**Stated problem**
Scan the data below. Pull out each line where "Кислота" occurs.

**Records for this task**
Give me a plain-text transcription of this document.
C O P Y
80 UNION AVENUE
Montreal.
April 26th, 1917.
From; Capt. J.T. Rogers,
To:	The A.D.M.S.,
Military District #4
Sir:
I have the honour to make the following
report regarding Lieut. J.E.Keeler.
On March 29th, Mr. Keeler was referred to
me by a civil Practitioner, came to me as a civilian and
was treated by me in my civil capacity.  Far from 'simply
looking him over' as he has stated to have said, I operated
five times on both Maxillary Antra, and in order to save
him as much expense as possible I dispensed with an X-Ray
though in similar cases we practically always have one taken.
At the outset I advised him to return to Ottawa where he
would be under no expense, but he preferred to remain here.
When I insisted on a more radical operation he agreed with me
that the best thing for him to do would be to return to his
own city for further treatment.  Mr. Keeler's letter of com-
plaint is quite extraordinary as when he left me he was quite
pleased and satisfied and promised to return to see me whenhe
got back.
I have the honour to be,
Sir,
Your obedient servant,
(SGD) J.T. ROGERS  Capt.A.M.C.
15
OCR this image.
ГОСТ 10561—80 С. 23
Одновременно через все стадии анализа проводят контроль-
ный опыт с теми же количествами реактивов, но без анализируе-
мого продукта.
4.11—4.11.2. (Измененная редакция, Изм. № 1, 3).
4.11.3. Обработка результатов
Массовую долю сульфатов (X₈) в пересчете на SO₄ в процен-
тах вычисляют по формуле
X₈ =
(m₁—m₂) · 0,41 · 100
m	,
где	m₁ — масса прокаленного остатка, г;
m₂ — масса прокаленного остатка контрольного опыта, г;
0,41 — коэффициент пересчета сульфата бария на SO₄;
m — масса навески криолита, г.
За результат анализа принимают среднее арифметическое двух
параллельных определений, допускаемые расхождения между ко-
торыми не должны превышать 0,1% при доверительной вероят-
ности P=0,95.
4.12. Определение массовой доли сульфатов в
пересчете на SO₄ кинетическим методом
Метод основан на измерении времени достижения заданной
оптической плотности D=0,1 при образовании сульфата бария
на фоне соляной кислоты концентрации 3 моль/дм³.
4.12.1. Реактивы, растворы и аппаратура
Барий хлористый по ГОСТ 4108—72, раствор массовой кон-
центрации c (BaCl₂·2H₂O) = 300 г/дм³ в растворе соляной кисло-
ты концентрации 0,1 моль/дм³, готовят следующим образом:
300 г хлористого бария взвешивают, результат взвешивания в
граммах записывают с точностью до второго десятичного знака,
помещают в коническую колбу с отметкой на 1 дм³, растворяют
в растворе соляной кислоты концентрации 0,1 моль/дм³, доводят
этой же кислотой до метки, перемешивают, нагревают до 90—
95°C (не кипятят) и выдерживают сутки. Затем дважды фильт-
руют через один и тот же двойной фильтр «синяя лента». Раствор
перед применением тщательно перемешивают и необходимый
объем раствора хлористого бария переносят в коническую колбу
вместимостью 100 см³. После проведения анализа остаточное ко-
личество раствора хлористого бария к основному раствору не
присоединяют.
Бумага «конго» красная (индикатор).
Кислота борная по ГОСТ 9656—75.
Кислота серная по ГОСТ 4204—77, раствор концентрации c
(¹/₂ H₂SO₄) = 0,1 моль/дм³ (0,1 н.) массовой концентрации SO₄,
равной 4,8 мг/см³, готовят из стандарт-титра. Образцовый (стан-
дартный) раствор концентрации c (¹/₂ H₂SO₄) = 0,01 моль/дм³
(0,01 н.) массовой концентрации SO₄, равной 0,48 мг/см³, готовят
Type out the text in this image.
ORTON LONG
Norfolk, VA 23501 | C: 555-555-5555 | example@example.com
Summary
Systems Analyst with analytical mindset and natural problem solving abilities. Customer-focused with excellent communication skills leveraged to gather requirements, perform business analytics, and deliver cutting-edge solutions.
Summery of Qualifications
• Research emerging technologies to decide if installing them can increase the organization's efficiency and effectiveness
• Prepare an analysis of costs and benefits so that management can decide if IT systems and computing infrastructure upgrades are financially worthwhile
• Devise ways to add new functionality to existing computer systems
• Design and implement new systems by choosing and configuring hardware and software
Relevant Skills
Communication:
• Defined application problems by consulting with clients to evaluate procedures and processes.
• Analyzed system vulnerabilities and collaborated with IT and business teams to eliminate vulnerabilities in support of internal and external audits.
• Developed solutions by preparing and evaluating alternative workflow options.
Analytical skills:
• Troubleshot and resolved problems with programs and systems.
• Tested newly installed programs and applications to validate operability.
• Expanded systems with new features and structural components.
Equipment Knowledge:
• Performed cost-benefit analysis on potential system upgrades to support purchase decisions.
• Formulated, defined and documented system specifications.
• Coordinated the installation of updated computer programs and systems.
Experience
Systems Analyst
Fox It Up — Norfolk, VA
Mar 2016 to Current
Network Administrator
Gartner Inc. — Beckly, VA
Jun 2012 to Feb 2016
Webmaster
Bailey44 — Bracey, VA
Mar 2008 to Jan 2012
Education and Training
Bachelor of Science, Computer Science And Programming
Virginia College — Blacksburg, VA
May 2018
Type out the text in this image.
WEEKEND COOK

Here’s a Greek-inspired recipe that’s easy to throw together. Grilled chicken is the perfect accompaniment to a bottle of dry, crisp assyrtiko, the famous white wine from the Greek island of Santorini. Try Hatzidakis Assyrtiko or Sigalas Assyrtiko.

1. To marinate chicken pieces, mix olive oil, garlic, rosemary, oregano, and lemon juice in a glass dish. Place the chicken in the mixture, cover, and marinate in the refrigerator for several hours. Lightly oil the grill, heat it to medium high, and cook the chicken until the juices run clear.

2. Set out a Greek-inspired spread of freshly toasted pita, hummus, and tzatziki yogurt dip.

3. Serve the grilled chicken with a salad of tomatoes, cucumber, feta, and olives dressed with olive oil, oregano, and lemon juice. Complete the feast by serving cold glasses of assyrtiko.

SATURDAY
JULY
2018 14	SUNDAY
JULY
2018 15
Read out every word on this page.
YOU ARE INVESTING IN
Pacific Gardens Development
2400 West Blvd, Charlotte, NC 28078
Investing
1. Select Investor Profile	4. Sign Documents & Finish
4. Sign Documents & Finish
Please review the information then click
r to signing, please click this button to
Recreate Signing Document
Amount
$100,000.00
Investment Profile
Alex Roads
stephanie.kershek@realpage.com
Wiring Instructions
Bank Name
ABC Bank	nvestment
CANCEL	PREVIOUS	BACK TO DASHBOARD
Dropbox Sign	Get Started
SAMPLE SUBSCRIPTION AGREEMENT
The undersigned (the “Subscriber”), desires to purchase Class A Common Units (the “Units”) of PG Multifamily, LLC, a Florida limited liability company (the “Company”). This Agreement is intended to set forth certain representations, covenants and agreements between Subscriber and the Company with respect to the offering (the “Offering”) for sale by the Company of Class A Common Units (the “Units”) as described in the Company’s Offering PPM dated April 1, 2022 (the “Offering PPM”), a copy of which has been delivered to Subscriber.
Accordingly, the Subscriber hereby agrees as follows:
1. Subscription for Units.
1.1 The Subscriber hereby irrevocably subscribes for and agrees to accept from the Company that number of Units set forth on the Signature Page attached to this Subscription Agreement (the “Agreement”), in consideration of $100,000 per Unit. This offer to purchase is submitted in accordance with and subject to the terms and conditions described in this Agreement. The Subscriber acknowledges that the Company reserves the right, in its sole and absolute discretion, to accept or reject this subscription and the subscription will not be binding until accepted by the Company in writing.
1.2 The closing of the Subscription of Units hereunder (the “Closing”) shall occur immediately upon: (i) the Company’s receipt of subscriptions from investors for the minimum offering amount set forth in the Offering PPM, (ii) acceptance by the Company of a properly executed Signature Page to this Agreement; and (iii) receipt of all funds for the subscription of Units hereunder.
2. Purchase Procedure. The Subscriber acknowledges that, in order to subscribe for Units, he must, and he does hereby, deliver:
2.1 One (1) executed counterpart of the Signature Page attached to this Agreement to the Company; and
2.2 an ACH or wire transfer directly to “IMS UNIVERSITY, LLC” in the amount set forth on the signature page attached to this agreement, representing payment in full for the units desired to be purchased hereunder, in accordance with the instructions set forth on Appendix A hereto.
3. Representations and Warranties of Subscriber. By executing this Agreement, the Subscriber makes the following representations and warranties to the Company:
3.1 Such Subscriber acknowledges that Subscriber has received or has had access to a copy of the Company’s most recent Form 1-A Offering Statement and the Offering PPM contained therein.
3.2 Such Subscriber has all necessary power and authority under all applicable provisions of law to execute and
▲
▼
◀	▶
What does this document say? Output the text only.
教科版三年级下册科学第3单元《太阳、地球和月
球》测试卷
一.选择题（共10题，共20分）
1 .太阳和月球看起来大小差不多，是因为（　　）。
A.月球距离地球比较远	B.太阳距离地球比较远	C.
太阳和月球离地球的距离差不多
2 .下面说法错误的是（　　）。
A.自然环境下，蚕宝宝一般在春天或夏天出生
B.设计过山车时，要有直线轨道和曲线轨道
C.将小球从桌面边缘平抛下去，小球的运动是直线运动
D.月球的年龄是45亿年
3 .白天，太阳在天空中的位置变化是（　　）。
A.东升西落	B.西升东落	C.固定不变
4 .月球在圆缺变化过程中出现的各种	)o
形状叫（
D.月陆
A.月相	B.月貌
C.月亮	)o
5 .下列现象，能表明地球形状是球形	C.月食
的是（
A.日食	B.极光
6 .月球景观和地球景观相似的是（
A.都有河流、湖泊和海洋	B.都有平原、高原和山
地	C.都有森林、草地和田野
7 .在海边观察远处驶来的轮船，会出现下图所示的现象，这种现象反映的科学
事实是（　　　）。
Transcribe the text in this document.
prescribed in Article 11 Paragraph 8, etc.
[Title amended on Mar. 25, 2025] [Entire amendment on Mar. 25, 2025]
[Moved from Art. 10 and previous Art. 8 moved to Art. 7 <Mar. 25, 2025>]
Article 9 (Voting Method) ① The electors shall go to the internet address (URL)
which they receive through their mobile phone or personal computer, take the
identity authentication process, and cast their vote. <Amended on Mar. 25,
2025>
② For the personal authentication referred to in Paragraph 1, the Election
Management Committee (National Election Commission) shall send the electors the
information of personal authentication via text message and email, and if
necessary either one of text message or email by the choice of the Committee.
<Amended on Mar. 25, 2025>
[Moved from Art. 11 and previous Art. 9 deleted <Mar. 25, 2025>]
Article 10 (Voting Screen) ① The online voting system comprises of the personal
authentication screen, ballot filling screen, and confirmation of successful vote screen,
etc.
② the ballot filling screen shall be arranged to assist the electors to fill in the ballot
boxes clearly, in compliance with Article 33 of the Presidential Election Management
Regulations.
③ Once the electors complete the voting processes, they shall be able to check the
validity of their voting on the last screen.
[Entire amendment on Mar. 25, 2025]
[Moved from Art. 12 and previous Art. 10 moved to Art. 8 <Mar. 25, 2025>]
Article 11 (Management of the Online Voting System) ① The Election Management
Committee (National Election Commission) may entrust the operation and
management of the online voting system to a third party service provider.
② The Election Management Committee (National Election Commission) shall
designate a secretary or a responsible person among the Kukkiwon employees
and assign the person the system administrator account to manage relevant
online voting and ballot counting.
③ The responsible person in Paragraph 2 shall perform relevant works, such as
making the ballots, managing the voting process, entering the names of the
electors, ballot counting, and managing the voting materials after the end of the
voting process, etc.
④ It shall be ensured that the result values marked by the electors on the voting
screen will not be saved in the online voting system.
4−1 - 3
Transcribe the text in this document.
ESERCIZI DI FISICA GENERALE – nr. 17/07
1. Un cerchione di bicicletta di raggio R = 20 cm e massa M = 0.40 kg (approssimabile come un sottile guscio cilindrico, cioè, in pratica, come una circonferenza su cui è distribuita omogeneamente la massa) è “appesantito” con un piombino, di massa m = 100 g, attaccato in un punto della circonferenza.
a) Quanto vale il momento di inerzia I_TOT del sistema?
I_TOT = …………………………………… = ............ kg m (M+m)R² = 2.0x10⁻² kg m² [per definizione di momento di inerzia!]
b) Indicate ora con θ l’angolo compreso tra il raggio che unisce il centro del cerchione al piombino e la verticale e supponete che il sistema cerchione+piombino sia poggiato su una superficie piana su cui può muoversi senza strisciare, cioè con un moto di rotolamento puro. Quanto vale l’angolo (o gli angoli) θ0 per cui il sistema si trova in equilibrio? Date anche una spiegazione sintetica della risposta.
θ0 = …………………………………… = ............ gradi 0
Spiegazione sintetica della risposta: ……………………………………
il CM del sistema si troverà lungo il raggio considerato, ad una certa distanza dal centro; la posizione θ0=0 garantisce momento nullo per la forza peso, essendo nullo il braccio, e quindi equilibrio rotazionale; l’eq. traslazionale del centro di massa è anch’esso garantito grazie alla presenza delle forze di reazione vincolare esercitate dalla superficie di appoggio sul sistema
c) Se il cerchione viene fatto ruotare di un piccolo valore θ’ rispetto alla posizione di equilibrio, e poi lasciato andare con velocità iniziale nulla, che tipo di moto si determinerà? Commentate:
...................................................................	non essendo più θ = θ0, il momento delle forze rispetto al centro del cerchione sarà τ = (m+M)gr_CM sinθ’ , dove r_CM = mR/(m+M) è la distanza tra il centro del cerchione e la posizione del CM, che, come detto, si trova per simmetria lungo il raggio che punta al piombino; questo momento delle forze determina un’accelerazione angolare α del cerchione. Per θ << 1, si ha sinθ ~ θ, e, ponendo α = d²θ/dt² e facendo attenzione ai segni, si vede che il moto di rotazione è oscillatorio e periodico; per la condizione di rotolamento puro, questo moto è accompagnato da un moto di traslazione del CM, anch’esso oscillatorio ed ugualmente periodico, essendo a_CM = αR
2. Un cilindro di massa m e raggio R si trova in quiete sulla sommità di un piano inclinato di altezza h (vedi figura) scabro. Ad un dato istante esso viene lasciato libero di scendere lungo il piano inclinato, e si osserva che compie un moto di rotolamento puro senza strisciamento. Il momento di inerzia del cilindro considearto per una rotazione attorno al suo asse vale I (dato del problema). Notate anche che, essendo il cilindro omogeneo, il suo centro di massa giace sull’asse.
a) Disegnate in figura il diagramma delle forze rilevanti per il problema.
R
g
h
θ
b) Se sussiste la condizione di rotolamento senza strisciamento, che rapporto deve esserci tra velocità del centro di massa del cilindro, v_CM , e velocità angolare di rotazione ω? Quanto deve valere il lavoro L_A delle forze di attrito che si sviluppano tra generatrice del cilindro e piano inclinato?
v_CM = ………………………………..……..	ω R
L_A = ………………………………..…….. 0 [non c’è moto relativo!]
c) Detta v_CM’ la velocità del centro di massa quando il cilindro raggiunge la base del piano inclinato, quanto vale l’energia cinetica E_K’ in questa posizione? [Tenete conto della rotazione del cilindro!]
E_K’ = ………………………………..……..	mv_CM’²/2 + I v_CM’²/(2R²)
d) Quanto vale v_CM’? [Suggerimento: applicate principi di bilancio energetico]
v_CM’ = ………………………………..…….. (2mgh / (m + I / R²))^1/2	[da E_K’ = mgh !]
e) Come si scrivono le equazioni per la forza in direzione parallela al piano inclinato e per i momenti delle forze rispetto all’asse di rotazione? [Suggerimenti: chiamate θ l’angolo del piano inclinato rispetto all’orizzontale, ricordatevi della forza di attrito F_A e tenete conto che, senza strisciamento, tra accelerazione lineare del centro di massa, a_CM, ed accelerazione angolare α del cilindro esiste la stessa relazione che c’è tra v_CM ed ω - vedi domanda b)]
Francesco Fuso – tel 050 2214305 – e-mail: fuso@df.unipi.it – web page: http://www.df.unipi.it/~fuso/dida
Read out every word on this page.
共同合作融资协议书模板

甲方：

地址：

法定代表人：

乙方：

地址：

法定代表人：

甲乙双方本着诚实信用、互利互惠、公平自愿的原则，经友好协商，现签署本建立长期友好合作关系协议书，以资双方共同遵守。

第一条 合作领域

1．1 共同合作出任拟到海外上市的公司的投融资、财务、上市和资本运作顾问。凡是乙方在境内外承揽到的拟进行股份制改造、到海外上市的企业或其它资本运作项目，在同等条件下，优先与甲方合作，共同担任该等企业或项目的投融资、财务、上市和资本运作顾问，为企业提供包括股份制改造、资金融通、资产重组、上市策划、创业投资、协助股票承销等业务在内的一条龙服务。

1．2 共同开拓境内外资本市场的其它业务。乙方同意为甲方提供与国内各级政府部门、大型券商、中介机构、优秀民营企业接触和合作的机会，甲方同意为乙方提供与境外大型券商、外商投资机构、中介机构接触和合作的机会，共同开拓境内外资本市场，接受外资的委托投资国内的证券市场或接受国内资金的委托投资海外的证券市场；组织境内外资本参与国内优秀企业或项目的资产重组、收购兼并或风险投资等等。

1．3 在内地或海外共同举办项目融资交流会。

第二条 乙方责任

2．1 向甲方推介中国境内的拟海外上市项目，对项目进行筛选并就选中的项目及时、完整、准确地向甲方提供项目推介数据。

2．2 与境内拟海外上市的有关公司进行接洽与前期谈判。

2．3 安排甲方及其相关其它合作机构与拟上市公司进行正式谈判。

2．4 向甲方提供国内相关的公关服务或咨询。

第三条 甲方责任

**Exercise result**
Кислота борная по ГОСТ 9656—75.
Кислота серная по ГОСТ 4204—77, раствор концентрации c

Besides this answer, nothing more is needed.